** start Listing **

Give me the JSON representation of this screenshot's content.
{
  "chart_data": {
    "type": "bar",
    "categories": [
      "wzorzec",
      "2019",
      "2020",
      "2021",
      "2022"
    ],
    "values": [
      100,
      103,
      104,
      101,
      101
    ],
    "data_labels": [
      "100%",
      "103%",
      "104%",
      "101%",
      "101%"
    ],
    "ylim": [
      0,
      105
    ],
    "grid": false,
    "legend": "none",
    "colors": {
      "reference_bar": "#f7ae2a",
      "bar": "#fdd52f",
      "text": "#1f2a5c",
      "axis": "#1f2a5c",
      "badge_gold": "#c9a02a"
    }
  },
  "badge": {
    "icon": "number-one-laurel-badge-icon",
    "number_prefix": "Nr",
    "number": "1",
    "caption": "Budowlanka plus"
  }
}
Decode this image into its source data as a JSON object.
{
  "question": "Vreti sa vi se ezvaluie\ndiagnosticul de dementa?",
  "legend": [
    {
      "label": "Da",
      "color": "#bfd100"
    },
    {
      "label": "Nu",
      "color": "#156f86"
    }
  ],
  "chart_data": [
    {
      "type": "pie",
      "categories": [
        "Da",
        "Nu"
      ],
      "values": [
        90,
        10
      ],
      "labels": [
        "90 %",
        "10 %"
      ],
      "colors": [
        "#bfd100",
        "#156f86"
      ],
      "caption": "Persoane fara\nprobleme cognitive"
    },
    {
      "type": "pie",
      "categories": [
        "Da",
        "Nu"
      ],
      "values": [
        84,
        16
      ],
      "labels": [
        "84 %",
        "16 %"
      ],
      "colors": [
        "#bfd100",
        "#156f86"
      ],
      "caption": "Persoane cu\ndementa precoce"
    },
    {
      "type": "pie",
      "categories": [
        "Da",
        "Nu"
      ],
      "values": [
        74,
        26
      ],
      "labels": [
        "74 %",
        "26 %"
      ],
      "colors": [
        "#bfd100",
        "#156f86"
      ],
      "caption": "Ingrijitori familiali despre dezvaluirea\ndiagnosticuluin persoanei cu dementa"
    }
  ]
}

** end Listing **

- **Goal**
Return all of the data precisely as it appears.

- **Correct response**
Give me the JSON representation of this screenshot's content.
{
  "chart_data": {
    "type": "bar",
    "categories": [
      "wzorzec",
      "2019",
      "2020",
      "2021",
      "2022"
    ],
    "values": [
      100,
      103,
      104,
      101,
      101
    ],
    "data_labels": [
      "100%",
      "103%",
      "104%",
      "101%",
      "101%"
    ],
    "ylim": [
      0,
      105
    ],
    "grid": false,
    "legend": "none",
    "colors": {
      "reference_bar": "#f7ae2a",
      "bar": "#fdd52f",
      "text": "#1f2a5c",
      "axis": "#1f2a5c",
      "badge_gold": "#c9a02a"
    }
  },
  "badge": {
    "icon": "number-one-laurel-badge-icon",
    "number_prefix": "Nr",
    "number": "1",
    "caption": "Budowlanka plus"
  }
}
Decode this image into its source data as a JSON object.
{
  "question": "Vreti sa vi se ezvaluie\ndiagnosticul de dementa?",
  "legend": [
    {
      "label": "Da",
      "color": "#bfd100"
    },
    {
      "label": "Nu",
      "color": "#156f86"
    }
  ],
  "chart_data": [
    {
      "type": "pie",
      "categories": [
        "Da",
        "Nu"
      ],
      "values": [
        90,
        10
      ],
      "labels": [
        "90 %",
        "10 %"
      ],
      "colors": [
        "#bfd100",
        "#156f86"
      ],
      "caption": "Persoane fara\nprobleme cognitive"
    },
    {
      "type": "pie",
      "categories": [
        "Da",
        "Nu"
      ],
      "values": [
        84,
        16
      ],
      "labels": [
        "84 %",
        "16 %"
      ],
      "colors": [
        "#bfd100",
        "#156f86"
      ],
      "caption": "Persoane cu\ndementa precoce"
    },
    {
      "type": "pie",
      "categories": [
        "Da",
        "Nu"
      ],
      "values": [
        74,
        26
      ],
      "labels": [
        "74 %",
        "26 %"
      ],
      "colors": [
        "#bfd100",
        "#156f86"
      ],
      "caption": "Ingrijitori familiali despre dezvaluirea\ndiagnosticuluin persoanei cu dementa"
    }
  ]
}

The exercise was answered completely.